* DATASET ENTRIES *
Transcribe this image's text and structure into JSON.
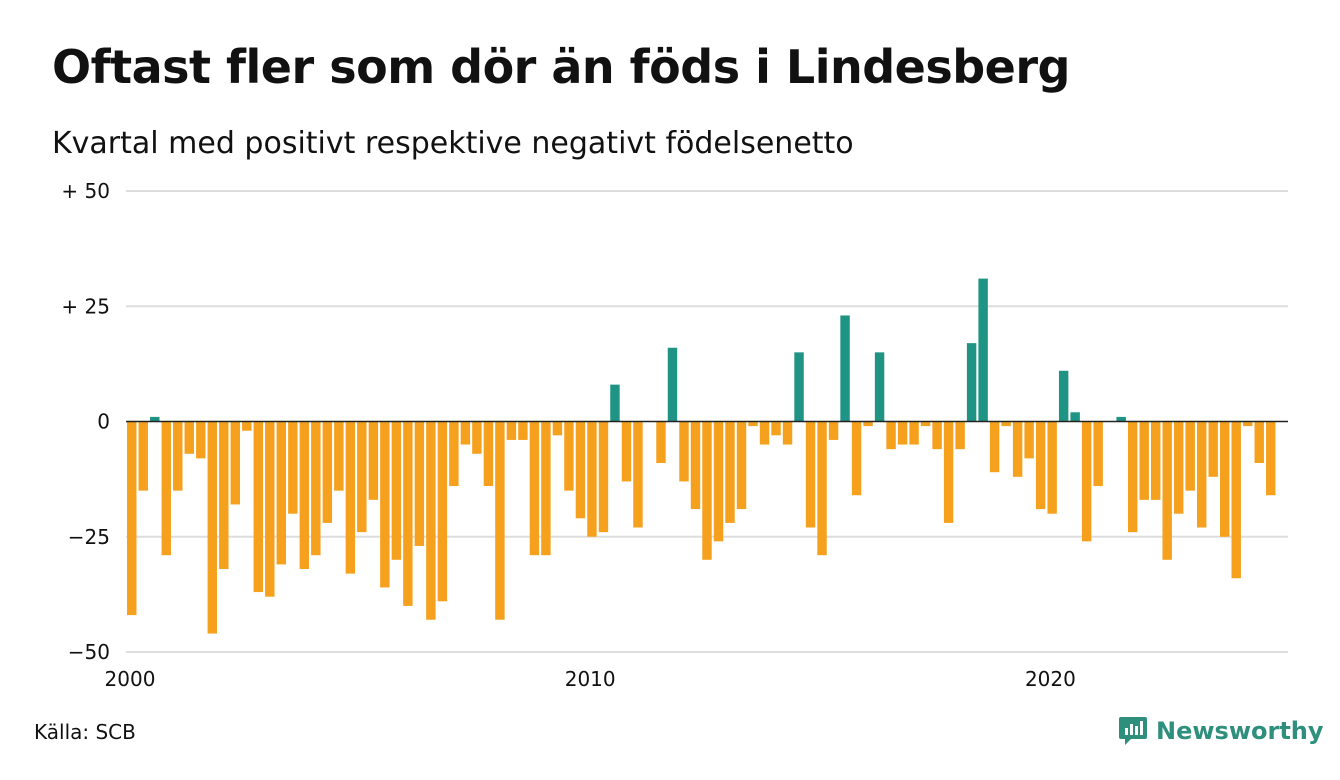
{
  "title": "Oftast fler som dör än föds i Lindesberg",
  "subtitle": "Kvartal med positivt respektive negativt födelsenetto",
  "source": "Källa: SCB",
  "brand": "Newsworthy",
  "colors": {
    "positive": "#1f9484",
    "negative": "#f5a11e",
    "grid": "#dddddd",
    "zero_line": "#222222",
    "brand": "#2e8f7c"
  },
  "chart_data": {
    "type": "bar",
    "x_start_year": 2000,
    "x_range": [
      2000,
      2025.25
    ],
    "quarters_per_year": 4,
    "ylim": [
      -50,
      50
    ],
    "y_ticks": [
      {
        "value": 50,
        "label": "+ 50"
      },
      {
        "value": 25,
        "label": "+ 25"
      },
      {
        "value": 0,
        "label": "0"
      },
      {
        "value": -25,
        "label": "−25"
      },
      {
        "value": -50,
        "label": "−50"
      }
    ],
    "x_ticks": [
      {
        "value": 2000,
        "label": "2000"
      },
      {
        "value": 2010,
        "label": "2010"
      },
      {
        "value": 2020,
        "label": "2020"
      }
    ],
    "values": [
      -42,
      -15,
      1,
      -29,
      -15,
      -7,
      -8,
      -46,
      -32,
      -18,
      -2,
      -37,
      -38,
      -31,
      -20,
      -32,
      -29,
      -22,
      -15,
      -33,
      -24,
      -17,
      -36,
      -30,
      -40,
      -27,
      -43,
      -39,
      -14,
      -5,
      -7,
      -14,
      -43,
      -4,
      -4,
      -29,
      -29,
      -3,
      -15,
      -21,
      -25,
      -24,
      8,
      -13,
      -23,
      0,
      -9,
      16,
      -13,
      -19,
      -30,
      -26,
      -22,
      -19,
      -1,
      -5,
      -3,
      -5,
      15,
      -23,
      -29,
      -4,
      23,
      -16,
      -1,
      15,
      -6,
      -5,
      -5,
      -1,
      -6,
      -22,
      -6,
      17,
      31,
      -11,
      -1,
      -12,
      -8,
      -19,
      -20,
      11,
      2,
      -26,
      -14,
      0,
      1,
      -24,
      -17,
      -17,
      -30,
      -20,
      -15,
      -23,
      -12,
      -25,
      -34,
      -1,
      -9,
      -16
    ]
  }
}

* INSTRUCTIONS TO FOLLOW *
Copy the data character for character, but drop all pictures from the copy.

* FULL SOLUTION *
Transcribe this image's text and structure into JSON.
{
  "title": "Oftast fler som dör än föds i Lindesberg",
  "subtitle": "Kvartal med positivt respektive negativt födelsenetto",
  "source": "Källa: SCB",
  "brand": "Newsworthy",
  "colors": {
    "positive": "#1f9484",
    "negative": "#f5a11e",
    "grid": "#dddddd",
    "zero_line": "#222222",
    "brand": "#2e8f7c"
  },
  "chart_data": {
    "type": "bar",
    "x_start_year": 2000,
    "x_range": [
      2000,
      2025.25
    ],
    "quarters_per_year": 4,
    "ylim": [
      -50,
      50
    ],
    "y_ticks": [
      {
        "value": 50,
        "label": "+ 50"
      },
      {
        "value": 25,
        "label": "+ 25"
      },
      {
        "value": 0,
        "label": "0"
      },
      {
        "value": -25,
        "label": "−25"
      },
      {
        "value": -50,
        "label": "−50"
      }
    ],
    "x_ticks": [
      {
        "value": 2000,
        "label": "2000"
      },
      {
        "value": 2010,
        "label": "2010"
      },
      {
        "value": 2020,
        "label": "2020"
      }
    ],
    "values": [
      -42,
      -15,
      1,
      -29,
      -15,
      -7,
      -8,
      -46,
      -32,
      -18,
      -2,
      -37,
      -38,
      -31,
      -20,
      -32,
      -29,
      -22,
      -15,
      -33,
      -24,
      -17,
      -36,
      -30,
      -40,
      -27,
      -43,
      -39,
      -14,
      -5,
      -7,
      -14,
      -43,
      -4,
      -4,
      -29,
      -29,
      -3,
      -15,
      -21,
      -25,
      -24,
      8,
      -13,
      -23,
      0,
      -9,
      16,
      -13,
      -19,
      -30,
      -26,
      -22,
      -19,
      -1,
      -5,
      -3,
      -5,
      15,
      -23,
      -29,
      -4,
      23,
      -16,
      -1,
      15,
      -6,
      -5,
      -5,
      -1,
      -6,
      -22,
      -6,
      17,
      31,
      -11,
      -1,
      -12,
      -8,
      -19,
      -20,
      11,
      2,
      -26,
      -14,
      0,
      1,
      -24,
      -17,
      -17,
      -30,
      -20,
      -15,
      -23,
      -12,
      -25,
      -34,
      -1,
      -9,
      -16
    ]
  }
}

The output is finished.